- **WRITTEN PROBLEM**: Spot each line in the records below where the word "color" occurs, then copy it.

- **DATA SHOWN**:

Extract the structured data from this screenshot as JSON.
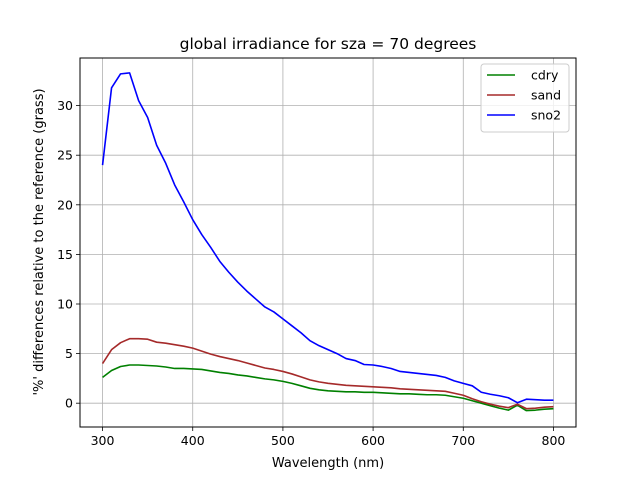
{
  "chart_data": {
    "type": "line",
    "title": "global irradiance for sza = 70 degrees",
    "xlabel": "Wavelength (nm)",
    "ylabel": "'%' differences relative to the reference (grass)",
    "xlim": [
      275,
      825
    ],
    "ylim": [
      -2.4,
      34.8
    ],
    "xticks": [
      300,
      400,
      500,
      600,
      700,
      800
    ],
    "yticks": [
      0,
      5,
      10,
      15,
      20,
      25,
      30
    ],
    "grid": true,
    "legend_position": "top-right",
    "x": [
      300,
      310,
      320,
      330,
      340,
      350,
      360,
      370,
      380,
      390,
      400,
      410,
      420,
      430,
      440,
      450,
      460,
      470,
      480,
      490,
      500,
      510,
      520,
      530,
      540,
      550,
      560,
      570,
      580,
      590,
      600,
      610,
      620,
      630,
      640,
      650,
      660,
      670,
      680,
      690,
      700,
      710,
      720,
      730,
      740,
      750,
      760,
      770,
      780,
      790,
      800
    ],
    "series": [
      {
        "name": "cdry",
        "color": "#008000",
        "values": [
          2.6,
          3.3,
          3.7,
          3.85,
          3.85,
          3.8,
          3.75,
          3.65,
          3.5,
          3.5,
          3.45,
          3.4,
          3.25,
          3.1,
          3.0,
          2.85,
          2.75,
          2.6,
          2.45,
          2.35,
          2.2,
          2.0,
          1.75,
          1.5,
          1.35,
          1.25,
          1.2,
          1.15,
          1.15,
          1.1,
          1.1,
          1.05,
          1.0,
          0.95,
          0.95,
          0.9,
          0.85,
          0.85,
          0.8,
          0.65,
          0.5,
          0.25,
          0.0,
          -0.25,
          -0.5,
          -0.7,
          -0.2,
          -0.75,
          -0.7,
          -0.6,
          -0.55
        ]
      },
      {
        "name": "sand",
        "color": "#a52a2a",
        "values": [
          4.0,
          5.4,
          6.1,
          6.5,
          6.5,
          6.45,
          6.15,
          6.05,
          5.9,
          5.75,
          5.55,
          5.25,
          4.95,
          4.7,
          4.5,
          4.3,
          4.05,
          3.8,
          3.55,
          3.4,
          3.2,
          2.95,
          2.65,
          2.35,
          2.15,
          2.0,
          1.9,
          1.8,
          1.75,
          1.7,
          1.65,
          1.6,
          1.55,
          1.45,
          1.4,
          1.35,
          1.3,
          1.25,
          1.2,
          1.0,
          0.8,
          0.45,
          0.15,
          -0.1,
          -0.3,
          -0.45,
          -0.1,
          -0.55,
          -0.5,
          -0.4,
          -0.35
        ]
      },
      {
        "name": "sno2",
        "color": "#0000ff",
        "values": [
          24.0,
          31.8,
          33.2,
          33.3,
          30.5,
          28.8,
          26.0,
          24.2,
          22.0,
          20.3,
          18.5,
          17.0,
          15.7,
          14.3,
          13.2,
          12.2,
          11.3,
          10.5,
          9.7,
          9.2,
          8.5,
          7.8,
          7.1,
          6.3,
          5.8,
          5.4,
          5.0,
          4.5,
          4.3,
          3.9,
          3.85,
          3.7,
          3.5,
          3.2,
          3.1,
          3.0,
          2.9,
          2.8,
          2.6,
          2.25,
          2.0,
          1.75,
          1.1,
          0.9,
          0.75,
          0.55,
          0.05,
          0.4,
          0.35,
          0.3,
          0.3
        ]
      }
    ]
  }
}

- **EXERCISE RESULT**:
        "color": "#008000",
        "color": "#a52a2a",
        "color": "#0000ff",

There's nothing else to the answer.